* START Dataset *
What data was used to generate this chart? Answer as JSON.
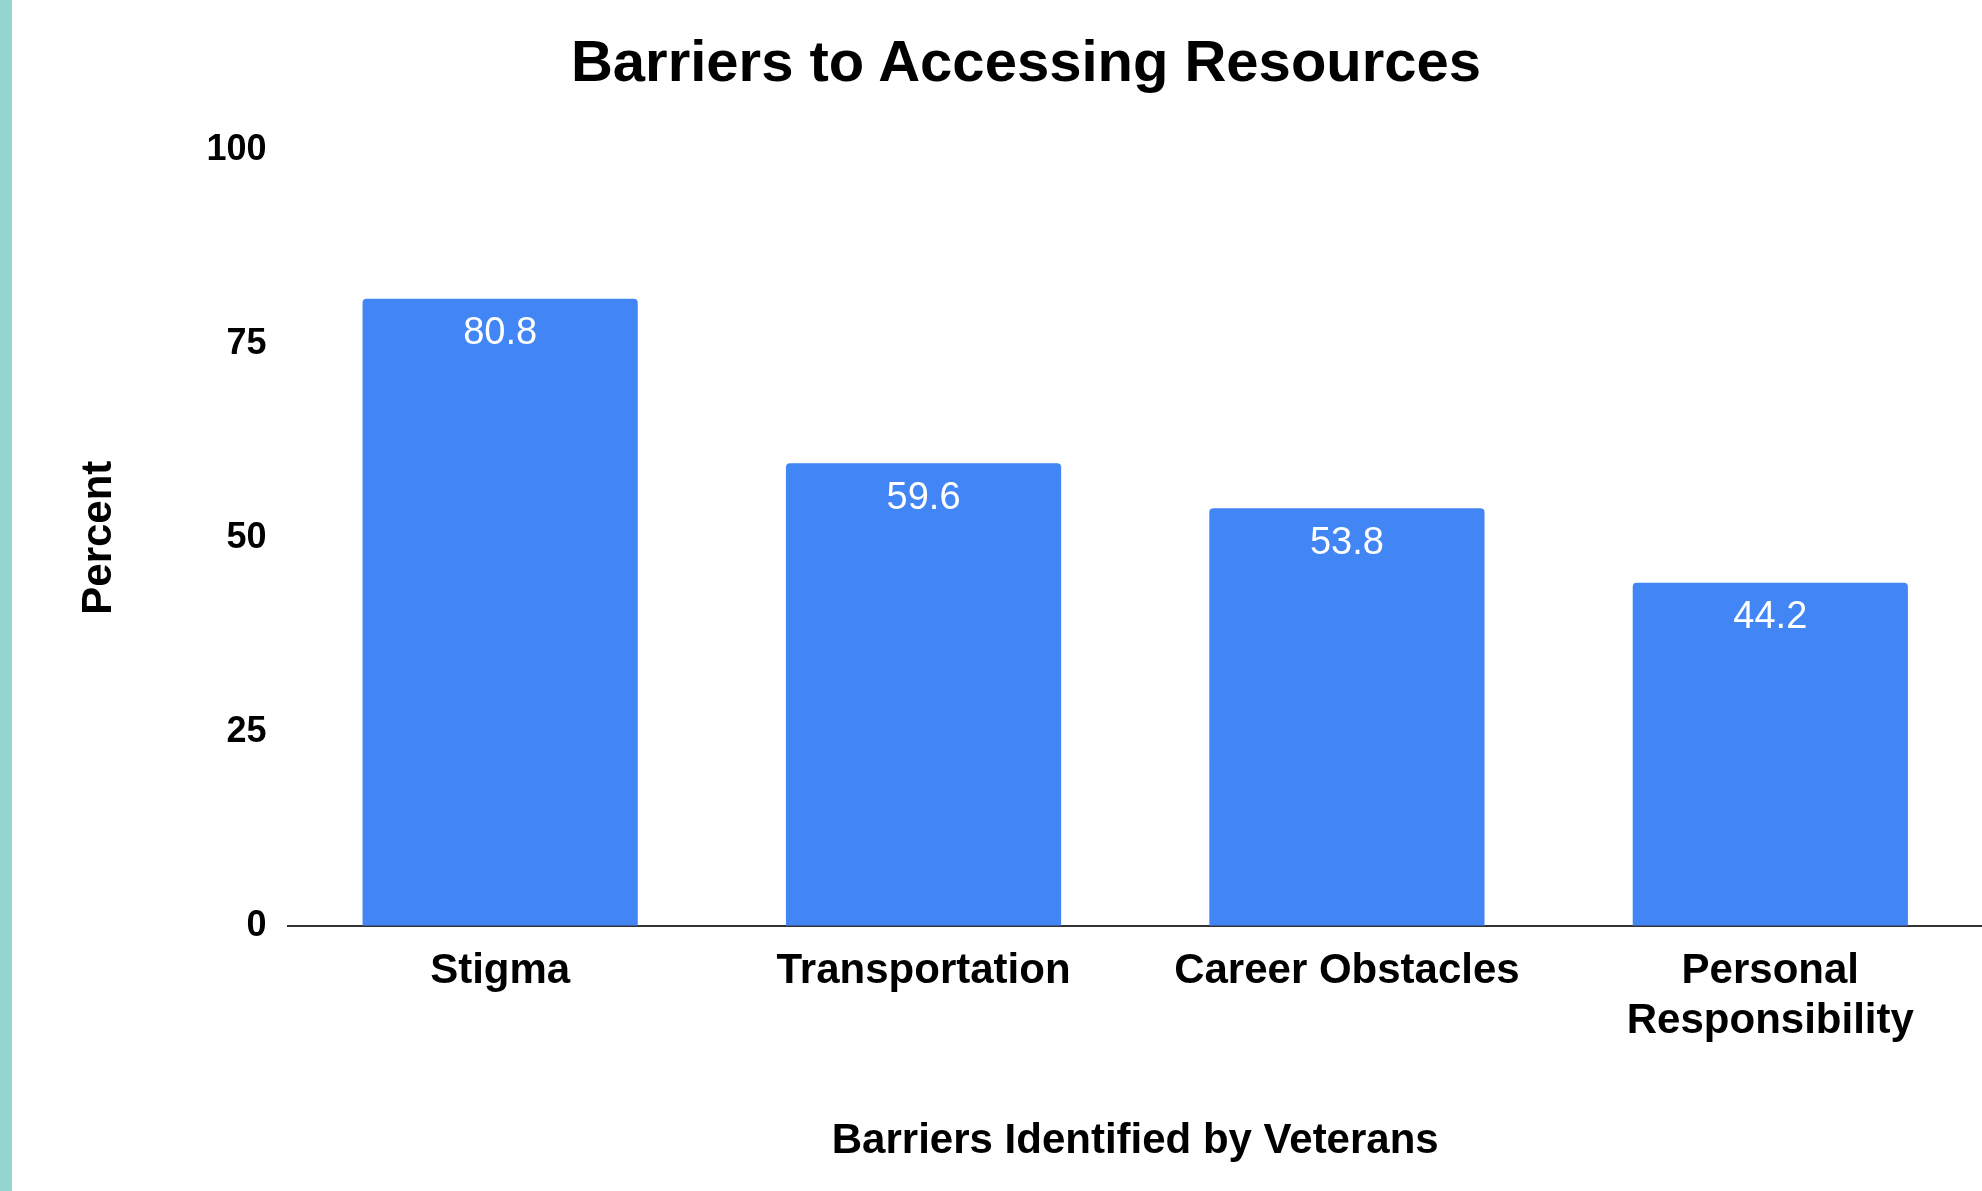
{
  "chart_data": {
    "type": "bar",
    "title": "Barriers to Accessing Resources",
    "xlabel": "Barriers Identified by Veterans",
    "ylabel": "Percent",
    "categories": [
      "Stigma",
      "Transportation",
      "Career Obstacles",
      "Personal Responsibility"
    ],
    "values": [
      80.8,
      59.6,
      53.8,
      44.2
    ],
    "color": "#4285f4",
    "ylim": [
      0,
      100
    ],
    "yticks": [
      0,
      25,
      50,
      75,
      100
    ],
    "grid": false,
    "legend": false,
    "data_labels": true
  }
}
* END Dataset *
What you are asked to do: Scan the records above for the string "Barriers", then report every line that contains it.

Task response:
    "title": "Barriers to Accessing Resources",
    "xlabel": "Barriers Identified by Veterans",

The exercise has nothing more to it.